Direction: Give the count of lines in the data that include the string "JSON", with no added remarks.

START Task data

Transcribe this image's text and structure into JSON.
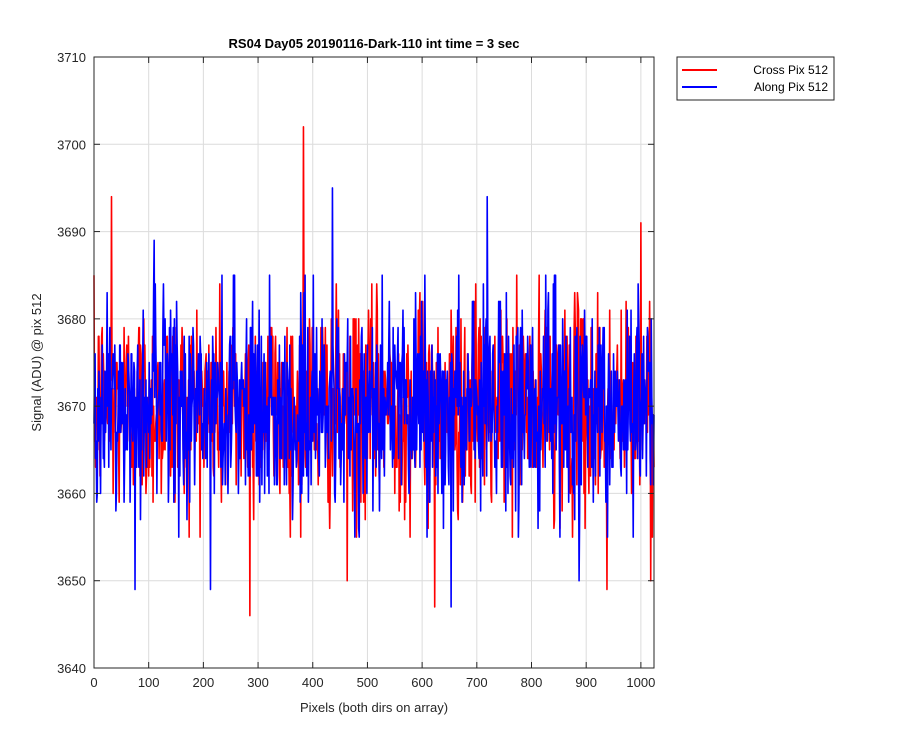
{
  "chart_data": {
    "type": "line",
    "title": "RS04 Day05 20190116-Dark-110 int time = 3 sec",
    "xlabel": "Pixels (both dirs on array)",
    "ylabel": "Signal (ADU) @ pix 512",
    "xlim": [
      0,
      1024
    ],
    "ylim": [
      3640,
      3710
    ],
    "xticks": [
      0,
      100,
      200,
      300,
      400,
      500,
      600,
      700,
      800,
      900,
      1000
    ],
    "yticks": [
      3640,
      3650,
      3660,
      3670,
      3680,
      3690,
      3700,
      3710
    ],
    "grid": true,
    "legend_position": "outside-top-right",
    "series": [
      {
        "name": "Cross Pix 512",
        "color": "#ff0000",
        "mean": 3670,
        "std": 6,
        "x_start": 0,
        "x_end": 1024,
        "peaks": [
          {
            "x": 32,
            "y": 3694
          },
          {
            "x": 285,
            "y": 3646
          },
          {
            "x": 383,
            "y": 3702
          },
          {
            "x": 463,
            "y": 3650
          },
          {
            "x": 623,
            "y": 3647
          },
          {
            "x": 938,
            "y": 3649
          },
          {
            "x": 1000,
            "y": 3691
          },
          {
            "x": 1018,
            "y": 3650
          }
        ]
      },
      {
        "name": "Along Pix 512",
        "color": "#0000ff",
        "mean": 3670,
        "std": 6,
        "x_start": 0,
        "x_end": 1024,
        "peaks": [
          {
            "x": 75,
            "y": 3649
          },
          {
            "x": 110,
            "y": 3689
          },
          {
            "x": 213,
            "y": 3649
          },
          {
            "x": 436,
            "y": 3695
          },
          {
            "x": 653,
            "y": 3647
          },
          {
            "x": 719,
            "y": 3694
          },
          {
            "x": 887,
            "y": 3650
          }
        ]
      }
    ]
  }
}
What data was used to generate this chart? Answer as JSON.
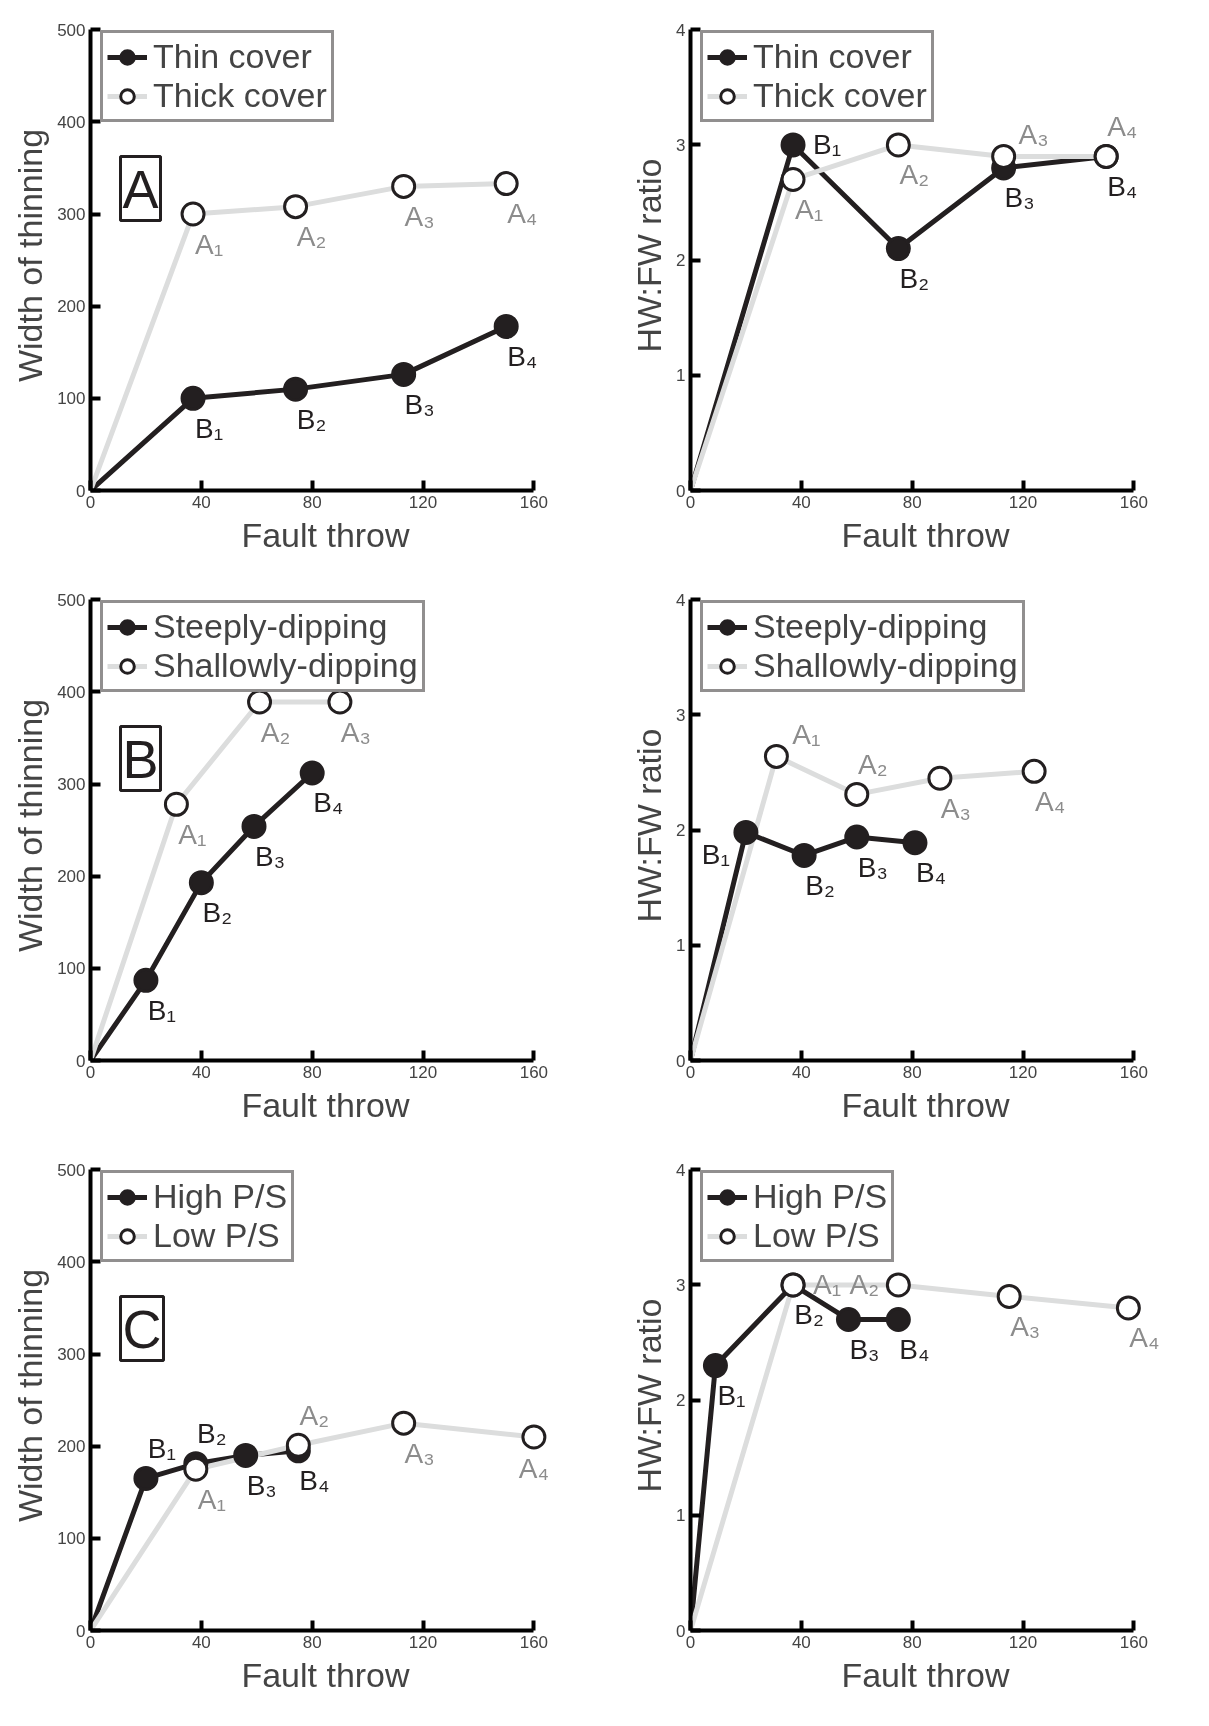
{
  "chart_data": [
    {
      "type": "line",
      "xlabel": "Fault throw",
      "ylabel": "Width of thinning",
      "xlim": [
        0,
        160
      ],
      "ylim": [
        0,
        500
      ],
      "xticks": [
        0,
        40,
        80,
        120,
        160
      ],
      "yticks": [
        0,
        100,
        200,
        300,
        400,
        500
      ],
      "legend": "top left",
      "marker": "circle",
      "grid": false,
      "annotations": [
        "A"
      ],
      "series": [
        {
          "name": "Thin cover",
          "color": "#231f20",
          "x": [
            0,
            37,
            74,
            113,
            150
          ],
          "values": [
            0,
            100,
            110,
            126,
            178
          ],
          "value_labels": [
            null,
            "B₁",
            "B₂",
            "B₃",
            "B₄"
          ]
        },
        {
          "name": "Thick cover",
          "color": "#dcdddd",
          "x": [
            0,
            37,
            74,
            113,
            150
          ],
          "values": [
            0,
            300,
            308,
            330,
            333
          ],
          "value_labels": [
            null,
            "A₁",
            "A₂",
            "A₃",
            "A₄"
          ]
        }
      ]
    },
    {
      "type": "line",
      "xlabel": "Fault throw",
      "ylabel": "HW:FW ratio",
      "xlim": [
        0,
        160
      ],
      "ylim": [
        0,
        4
      ],
      "xticks": [
        0,
        40,
        80,
        120,
        160
      ],
      "yticks": [
        0,
        1,
        2,
        3,
        4
      ],
      "legend": "top left",
      "marker": "circle",
      "grid": false,
      "series": [
        {
          "name": "Thin cover",
          "color": "#231f20",
          "x": [
            0,
            37,
            75,
            113,
            150
          ],
          "values": [
            0,
            3.0,
            2.1,
            2.8,
            2.9
          ],
          "value_labels": [
            null,
            "B₁",
            "B₂",
            "B₃",
            "B₄"
          ]
        },
        {
          "name": "Thick cover",
          "color": "#dcdddd",
          "x": [
            0,
            37,
            75,
            113,
            150
          ],
          "values": [
            0,
            2.7,
            3.0,
            2.9,
            2.9
          ],
          "value_labels": [
            null,
            "A₁",
            "A₂",
            "A₃",
            "A₄"
          ]
        }
      ]
    },
    {
      "type": "line",
      "xlabel": "Fault throw",
      "ylabel": "Width of thinning",
      "xlim": [
        0,
        160
      ],
      "ylim": [
        0,
        500
      ],
      "xticks": [
        0,
        40,
        80,
        120,
        160
      ],
      "yticks": [
        0,
        100,
        200,
        300,
        400,
        500
      ],
      "legend": "top left",
      "marker": "circle",
      "grid": false,
      "annotations": [
        "B"
      ],
      "series": [
        {
          "name": "Steeply-dipping",
          "color": "#231f20",
          "x": [
            0,
            20,
            40,
            59,
            80
          ],
          "values": [
            0,
            87,
            193,
            254,
            312
          ],
          "value_labels": [
            null,
            "B₁",
            "B₂",
            "B₃",
            "B₄"
          ]
        },
        {
          "name": "Shallowly-dipping",
          "color": "#dcdddd",
          "x": [
            0,
            31,
            61,
            90
          ],
          "values": [
            0,
            278,
            389,
            389
          ],
          "value_labels": [
            null,
            "A₁",
            "A₂",
            "A₃"
          ]
        }
      ]
    },
    {
      "type": "line",
      "xlabel": "Fault throw",
      "ylabel": "HW:FW ratio",
      "xlim": [
        0,
        160
      ],
      "ylim": [
        0,
        4
      ],
      "xticks": [
        0,
        40,
        80,
        120,
        160
      ],
      "yticks": [
        0,
        1,
        2,
        3,
        4
      ],
      "legend": "top left",
      "marker": "circle",
      "grid": false,
      "series": [
        {
          "name": "Steeply-dipping",
          "color": "#231f20",
          "x": [
            0,
            20,
            41,
            60,
            81
          ],
          "values": [
            0,
            1.98,
            1.78,
            1.94,
            1.89
          ],
          "value_labels": [
            null,
            "B₁",
            "B₂",
            "B₃",
            "B₄"
          ]
        },
        {
          "name": "Shallowly-dipping",
          "color": "#dcdddd",
          "x": [
            0,
            31,
            60,
            90,
            124
          ],
          "values": [
            0,
            2.64,
            2.31,
            2.45,
            2.51
          ],
          "value_labels": [
            null,
            "A₁",
            "A₂",
            "A₃",
            "A₄"
          ]
        }
      ]
    },
    {
      "type": "line",
      "xlabel": "Fault throw",
      "ylabel": "Width of thinning",
      "xlim": [
        0,
        160
      ],
      "ylim": [
        0,
        500
      ],
      "xticks": [
        0,
        40,
        80,
        120,
        160
      ],
      "yticks": [
        0,
        100,
        200,
        300,
        400,
        500
      ],
      "legend": "top left",
      "marker": "circle",
      "grid": false,
      "annotations": [
        "C"
      ],
      "series": [
        {
          "name": "High P/S",
          "color": "#231f20",
          "x": [
            0,
            20,
            38,
            56,
            75
          ],
          "values": [
            0,
            165,
            181,
            190,
            195
          ],
          "value_labels": [
            null,
            "B₁",
            "B₂",
            "B₃",
            "B₄"
          ]
        },
        {
          "name": "Low P/S",
          "color": "#dcdddd",
          "x": [
            0,
            38,
            75,
            113,
            160
          ],
          "values": [
            0,
            175,
            201,
            225,
            210
          ],
          "value_labels": [
            null,
            "A₁",
            "A₂",
            "A₃",
            "A₄"
          ]
        }
      ]
    },
    {
      "type": "line",
      "xlabel": "Fault throw",
      "ylabel": "HW:FW ratio",
      "xlim": [
        0,
        160
      ],
      "ylim": [
        0,
        4
      ],
      "xticks": [
        0,
        40,
        80,
        120,
        160
      ],
      "yticks": [
        0,
        1,
        2,
        3,
        4
      ],
      "legend": "top left",
      "marker": "circle",
      "grid": false,
      "series": [
        {
          "name": "High P/S",
          "color": "#231f20",
          "x": [
            0,
            9,
            37,
            57,
            75
          ],
          "values": [
            0,
            2.3,
            3.0,
            2.7,
            2.7
          ],
          "value_labels": [
            null,
            "B₁",
            "B₂",
            "B₃",
            "B₄"
          ]
        },
        {
          "name": "Low P/S",
          "color": "#dcdddd",
          "x": [
            0,
            37,
            75,
            115,
            158
          ],
          "values": [
            0,
            3.0,
            3.0,
            2.9,
            2.8
          ],
          "value_labels": [
            null,
            "A₁",
            "A₂",
            "A₃",
            "A₄"
          ]
        }
      ]
    }
  ]
}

END Task data

Solution to the problem: 2